■ WRITTEN REQUEST ■
Could you echo the listing verbatim, beginning at its first line and stopping after the line that contains "candle: [592, 380, 598, 442]"?

■ DATA PROVIDED ■
·····

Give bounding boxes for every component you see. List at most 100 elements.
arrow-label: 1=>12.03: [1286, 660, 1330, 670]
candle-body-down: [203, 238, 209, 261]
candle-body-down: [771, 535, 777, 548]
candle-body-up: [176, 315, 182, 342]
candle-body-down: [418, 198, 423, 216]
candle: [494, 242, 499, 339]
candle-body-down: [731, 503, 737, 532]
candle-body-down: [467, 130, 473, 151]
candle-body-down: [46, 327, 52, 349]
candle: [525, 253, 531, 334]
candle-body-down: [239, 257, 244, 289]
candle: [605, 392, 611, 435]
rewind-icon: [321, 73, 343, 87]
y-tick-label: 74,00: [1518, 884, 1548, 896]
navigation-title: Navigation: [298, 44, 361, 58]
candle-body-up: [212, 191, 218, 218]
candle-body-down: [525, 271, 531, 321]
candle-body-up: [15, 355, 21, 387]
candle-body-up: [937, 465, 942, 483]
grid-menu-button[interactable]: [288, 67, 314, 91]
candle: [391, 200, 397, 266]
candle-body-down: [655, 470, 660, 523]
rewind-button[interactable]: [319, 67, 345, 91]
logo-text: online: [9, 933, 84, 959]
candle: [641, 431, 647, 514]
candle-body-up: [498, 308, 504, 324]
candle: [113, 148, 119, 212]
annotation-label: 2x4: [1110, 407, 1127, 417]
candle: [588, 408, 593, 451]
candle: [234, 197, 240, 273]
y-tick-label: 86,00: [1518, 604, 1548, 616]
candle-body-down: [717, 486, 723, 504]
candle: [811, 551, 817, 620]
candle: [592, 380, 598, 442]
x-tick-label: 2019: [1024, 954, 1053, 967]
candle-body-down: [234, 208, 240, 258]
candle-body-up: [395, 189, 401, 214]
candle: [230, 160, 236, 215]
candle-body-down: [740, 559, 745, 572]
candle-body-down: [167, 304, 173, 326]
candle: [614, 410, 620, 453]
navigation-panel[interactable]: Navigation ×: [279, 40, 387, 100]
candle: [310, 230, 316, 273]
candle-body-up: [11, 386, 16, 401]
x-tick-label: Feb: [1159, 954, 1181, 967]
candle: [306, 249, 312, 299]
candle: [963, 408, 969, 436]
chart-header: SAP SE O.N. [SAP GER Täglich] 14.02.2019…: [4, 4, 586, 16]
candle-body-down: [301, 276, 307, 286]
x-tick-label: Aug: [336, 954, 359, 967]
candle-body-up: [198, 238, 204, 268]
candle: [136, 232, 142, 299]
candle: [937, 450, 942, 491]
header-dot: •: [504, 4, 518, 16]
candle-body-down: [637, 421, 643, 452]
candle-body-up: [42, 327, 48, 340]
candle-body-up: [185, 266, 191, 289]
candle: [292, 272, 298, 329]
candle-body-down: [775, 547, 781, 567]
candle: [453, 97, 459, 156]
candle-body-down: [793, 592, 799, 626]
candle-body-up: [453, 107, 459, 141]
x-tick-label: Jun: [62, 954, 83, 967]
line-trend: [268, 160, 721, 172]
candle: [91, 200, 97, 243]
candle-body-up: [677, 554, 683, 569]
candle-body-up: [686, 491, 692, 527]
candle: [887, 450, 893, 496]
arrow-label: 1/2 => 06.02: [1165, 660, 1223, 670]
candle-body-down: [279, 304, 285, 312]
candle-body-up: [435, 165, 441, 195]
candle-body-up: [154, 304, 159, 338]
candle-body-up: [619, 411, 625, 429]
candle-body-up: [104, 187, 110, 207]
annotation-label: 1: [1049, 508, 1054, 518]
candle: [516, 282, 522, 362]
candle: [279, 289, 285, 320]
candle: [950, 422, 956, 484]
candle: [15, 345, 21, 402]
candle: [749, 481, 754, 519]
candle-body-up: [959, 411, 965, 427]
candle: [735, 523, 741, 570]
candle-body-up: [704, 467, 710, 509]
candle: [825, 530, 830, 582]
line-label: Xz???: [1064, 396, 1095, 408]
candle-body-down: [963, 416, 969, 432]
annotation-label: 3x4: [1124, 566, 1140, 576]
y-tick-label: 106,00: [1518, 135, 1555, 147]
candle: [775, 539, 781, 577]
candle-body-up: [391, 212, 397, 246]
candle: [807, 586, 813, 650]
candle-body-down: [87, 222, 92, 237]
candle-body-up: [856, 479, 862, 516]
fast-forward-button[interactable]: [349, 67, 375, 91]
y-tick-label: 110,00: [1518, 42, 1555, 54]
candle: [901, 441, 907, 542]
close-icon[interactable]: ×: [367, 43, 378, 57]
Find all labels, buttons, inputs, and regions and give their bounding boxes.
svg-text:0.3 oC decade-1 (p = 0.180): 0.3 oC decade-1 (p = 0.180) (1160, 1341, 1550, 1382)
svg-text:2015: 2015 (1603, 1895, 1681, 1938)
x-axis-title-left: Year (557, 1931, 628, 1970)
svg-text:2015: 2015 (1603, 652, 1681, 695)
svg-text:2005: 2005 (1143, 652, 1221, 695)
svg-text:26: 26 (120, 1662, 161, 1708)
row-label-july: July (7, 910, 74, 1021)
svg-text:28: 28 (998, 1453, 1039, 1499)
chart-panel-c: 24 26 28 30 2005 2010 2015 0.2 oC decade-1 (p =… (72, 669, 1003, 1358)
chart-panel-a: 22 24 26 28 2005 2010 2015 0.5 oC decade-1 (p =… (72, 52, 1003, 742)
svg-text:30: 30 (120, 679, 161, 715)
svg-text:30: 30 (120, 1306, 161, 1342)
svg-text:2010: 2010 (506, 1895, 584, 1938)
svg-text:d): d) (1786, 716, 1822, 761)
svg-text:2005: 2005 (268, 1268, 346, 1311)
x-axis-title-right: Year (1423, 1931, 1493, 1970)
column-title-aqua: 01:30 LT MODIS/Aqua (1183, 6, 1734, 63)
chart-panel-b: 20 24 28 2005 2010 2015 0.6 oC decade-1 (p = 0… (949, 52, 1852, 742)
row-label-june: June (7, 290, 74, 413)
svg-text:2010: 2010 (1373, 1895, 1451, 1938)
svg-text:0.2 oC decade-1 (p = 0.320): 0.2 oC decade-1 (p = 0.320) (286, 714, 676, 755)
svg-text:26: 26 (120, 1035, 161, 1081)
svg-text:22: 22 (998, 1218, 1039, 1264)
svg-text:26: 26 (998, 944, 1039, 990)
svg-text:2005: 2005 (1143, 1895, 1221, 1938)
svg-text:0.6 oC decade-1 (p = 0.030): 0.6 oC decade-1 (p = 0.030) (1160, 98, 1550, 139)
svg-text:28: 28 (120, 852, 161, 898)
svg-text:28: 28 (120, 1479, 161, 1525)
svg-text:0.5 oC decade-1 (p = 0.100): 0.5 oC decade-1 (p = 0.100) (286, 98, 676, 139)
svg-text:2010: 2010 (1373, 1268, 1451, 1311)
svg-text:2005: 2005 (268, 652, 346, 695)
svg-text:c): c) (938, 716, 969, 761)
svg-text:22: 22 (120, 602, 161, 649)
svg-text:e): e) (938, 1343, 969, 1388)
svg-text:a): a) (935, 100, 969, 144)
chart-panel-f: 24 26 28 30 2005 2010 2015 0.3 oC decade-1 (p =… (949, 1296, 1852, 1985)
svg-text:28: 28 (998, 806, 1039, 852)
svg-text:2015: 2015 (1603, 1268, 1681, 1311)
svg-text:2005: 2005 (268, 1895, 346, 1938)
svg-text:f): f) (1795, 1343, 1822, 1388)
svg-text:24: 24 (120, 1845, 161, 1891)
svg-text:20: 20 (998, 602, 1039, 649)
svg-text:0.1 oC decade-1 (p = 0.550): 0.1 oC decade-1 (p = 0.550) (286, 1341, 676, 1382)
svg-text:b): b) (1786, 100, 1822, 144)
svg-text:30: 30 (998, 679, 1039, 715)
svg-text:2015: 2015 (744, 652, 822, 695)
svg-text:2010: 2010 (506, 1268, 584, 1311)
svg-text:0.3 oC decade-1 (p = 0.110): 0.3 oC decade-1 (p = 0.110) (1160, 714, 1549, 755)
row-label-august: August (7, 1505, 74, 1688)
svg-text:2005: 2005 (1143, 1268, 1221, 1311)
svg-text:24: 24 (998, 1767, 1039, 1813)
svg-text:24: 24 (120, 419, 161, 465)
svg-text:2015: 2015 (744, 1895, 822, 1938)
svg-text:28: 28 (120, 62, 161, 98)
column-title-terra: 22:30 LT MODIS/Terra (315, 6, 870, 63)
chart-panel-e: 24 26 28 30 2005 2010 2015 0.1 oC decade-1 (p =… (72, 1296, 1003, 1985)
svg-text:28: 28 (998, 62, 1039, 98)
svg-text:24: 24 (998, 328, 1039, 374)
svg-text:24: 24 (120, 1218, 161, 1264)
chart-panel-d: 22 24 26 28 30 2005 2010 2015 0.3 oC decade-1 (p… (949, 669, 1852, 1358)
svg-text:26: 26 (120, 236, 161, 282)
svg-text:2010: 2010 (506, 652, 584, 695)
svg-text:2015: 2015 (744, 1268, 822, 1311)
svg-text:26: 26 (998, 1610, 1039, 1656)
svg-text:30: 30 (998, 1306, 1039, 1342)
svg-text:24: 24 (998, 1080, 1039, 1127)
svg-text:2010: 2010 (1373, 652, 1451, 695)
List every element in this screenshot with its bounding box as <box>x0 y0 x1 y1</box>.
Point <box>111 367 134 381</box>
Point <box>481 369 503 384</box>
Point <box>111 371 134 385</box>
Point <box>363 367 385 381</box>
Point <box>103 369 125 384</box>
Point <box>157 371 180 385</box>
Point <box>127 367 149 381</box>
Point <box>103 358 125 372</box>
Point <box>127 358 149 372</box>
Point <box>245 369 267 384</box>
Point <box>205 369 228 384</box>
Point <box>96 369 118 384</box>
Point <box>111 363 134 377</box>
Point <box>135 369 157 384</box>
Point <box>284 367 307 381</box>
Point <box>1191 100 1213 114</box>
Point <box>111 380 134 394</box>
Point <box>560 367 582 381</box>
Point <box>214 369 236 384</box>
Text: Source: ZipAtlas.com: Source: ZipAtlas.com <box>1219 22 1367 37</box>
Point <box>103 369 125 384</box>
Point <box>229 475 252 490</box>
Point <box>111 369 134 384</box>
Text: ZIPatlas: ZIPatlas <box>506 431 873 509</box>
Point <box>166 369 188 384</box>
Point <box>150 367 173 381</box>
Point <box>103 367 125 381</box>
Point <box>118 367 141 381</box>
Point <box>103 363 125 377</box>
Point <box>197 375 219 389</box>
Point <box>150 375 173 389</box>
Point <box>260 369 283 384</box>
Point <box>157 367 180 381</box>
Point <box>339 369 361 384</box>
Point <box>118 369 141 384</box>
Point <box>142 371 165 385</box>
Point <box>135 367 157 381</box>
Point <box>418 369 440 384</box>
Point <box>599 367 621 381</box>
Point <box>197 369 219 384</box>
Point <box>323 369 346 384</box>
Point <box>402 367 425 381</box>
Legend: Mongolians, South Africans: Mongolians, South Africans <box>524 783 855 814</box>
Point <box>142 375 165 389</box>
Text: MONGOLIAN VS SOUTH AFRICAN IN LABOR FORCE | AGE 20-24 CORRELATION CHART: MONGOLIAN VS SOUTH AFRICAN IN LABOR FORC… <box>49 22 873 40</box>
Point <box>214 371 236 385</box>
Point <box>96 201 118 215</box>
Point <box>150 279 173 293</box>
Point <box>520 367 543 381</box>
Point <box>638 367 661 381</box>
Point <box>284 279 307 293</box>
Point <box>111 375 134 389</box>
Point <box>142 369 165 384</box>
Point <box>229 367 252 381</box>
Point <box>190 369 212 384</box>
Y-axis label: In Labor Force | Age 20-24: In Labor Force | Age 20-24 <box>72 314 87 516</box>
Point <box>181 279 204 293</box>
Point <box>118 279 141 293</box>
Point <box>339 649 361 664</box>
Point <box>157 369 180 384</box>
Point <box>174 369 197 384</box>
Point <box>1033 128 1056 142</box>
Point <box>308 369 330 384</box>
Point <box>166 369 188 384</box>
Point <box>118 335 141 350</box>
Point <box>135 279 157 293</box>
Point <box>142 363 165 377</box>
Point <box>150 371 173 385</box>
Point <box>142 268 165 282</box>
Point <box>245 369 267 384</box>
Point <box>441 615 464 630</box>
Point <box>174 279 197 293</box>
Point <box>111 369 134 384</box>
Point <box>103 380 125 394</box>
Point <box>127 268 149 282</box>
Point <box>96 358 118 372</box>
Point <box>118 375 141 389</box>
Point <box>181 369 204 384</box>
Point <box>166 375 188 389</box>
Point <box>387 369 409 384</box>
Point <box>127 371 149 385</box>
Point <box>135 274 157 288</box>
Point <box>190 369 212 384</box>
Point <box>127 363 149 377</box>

·····

■ TASK SOLUTION ■
Give bounding boxes for every component you see. List at most 100 elements.
arrow-label: 1=>12.03: [1286, 660, 1330, 670]
candle-body-down: [203, 238, 209, 261]
candle-body-down: [771, 535, 777, 548]
candle-body-up: [176, 315, 182, 342]
candle-body-down: [418, 198, 423, 216]
candle: [494, 242, 499, 339]
candle-body-down: [731, 503, 737, 532]
candle-body-down: [467, 130, 473, 151]
candle-body-down: [46, 327, 52, 349]
candle: [525, 253, 531, 334]
candle-body-down: [239, 257, 244, 289]
candle: [605, 392, 611, 435]
rewind-icon: [321, 73, 343, 87]
y-tick-label: 74,00: [1518, 884, 1548, 896]
navigation-title: Navigation: [298, 44, 361, 58]
candle-body-up: [212, 191, 218, 218]
candle-body-down: [525, 271, 531, 321]
candle-body-up: [15, 355, 21, 387]
candle-body-up: [937, 465, 942, 483]
grid-menu-button[interactable]: [288, 67, 314, 91]
candle: [391, 200, 397, 266]
candle-body-down: [655, 470, 660, 523]
rewind-button[interactable]: [319, 67, 345, 91]
logo-text: online: [9, 933, 84, 959]
candle: [641, 431, 647, 514]
candle-body-up: [498, 308, 504, 324]
candle: [113, 148, 119, 212]
annotation-label: 2x4: [1110, 407, 1127, 417]
candle: [588, 408, 593, 451]
candle: [234, 197, 240, 273]
y-tick-label: 86,00: [1518, 604, 1548, 616]
candle-body-down: [717, 486, 723, 504]
candle: [811, 551, 817, 620]
candle: [592, 380, 598, 442]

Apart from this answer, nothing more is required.